Problem to solve »
Write out every entry word for word.

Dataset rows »

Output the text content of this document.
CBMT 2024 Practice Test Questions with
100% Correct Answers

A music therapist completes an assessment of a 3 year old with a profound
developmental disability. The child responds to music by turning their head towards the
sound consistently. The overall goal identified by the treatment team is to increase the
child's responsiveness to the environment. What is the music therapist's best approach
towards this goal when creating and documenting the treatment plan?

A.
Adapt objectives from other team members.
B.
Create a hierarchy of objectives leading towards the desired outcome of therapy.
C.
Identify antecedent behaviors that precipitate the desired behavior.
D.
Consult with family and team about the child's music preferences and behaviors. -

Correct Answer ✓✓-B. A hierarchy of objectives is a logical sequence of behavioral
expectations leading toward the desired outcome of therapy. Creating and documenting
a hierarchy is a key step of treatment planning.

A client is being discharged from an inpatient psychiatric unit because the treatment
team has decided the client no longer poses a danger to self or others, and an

In response »
Output the text content of this document.
CBMT 2024 Practice Test Questions with
100% Correct Answers

A music therapist completes an assessment of a 3 year old with a profound
developmental disability. The child responds to music by turning their head towards the
sound consistently. The overall goal identified by the treatment team is to increase the
child's responsiveness to the environment. What is the music therapist's best approach
towards this goal when creating and documenting the treatment plan?

A.
Adapt objectives from other team members.
B.
Create a hierarchy of objectives leading towards the desired outcome of therapy.
C.
Identify antecedent behaviors that precipitate the desired behavior.
D.
Consult with family and team about the child's music preferences and behaviors. -

Correct Answer ✓✓-B. A hierarchy of objectives is a logical sequence of behavioral
expectations leading toward the desired outcome of therapy. Creating and documenting
a hierarchy is a key step of treatment planning.

A client is being discharged from an inpatient psychiatric unit because the treatment
team has decided the client no longer poses a danger to self or others, and an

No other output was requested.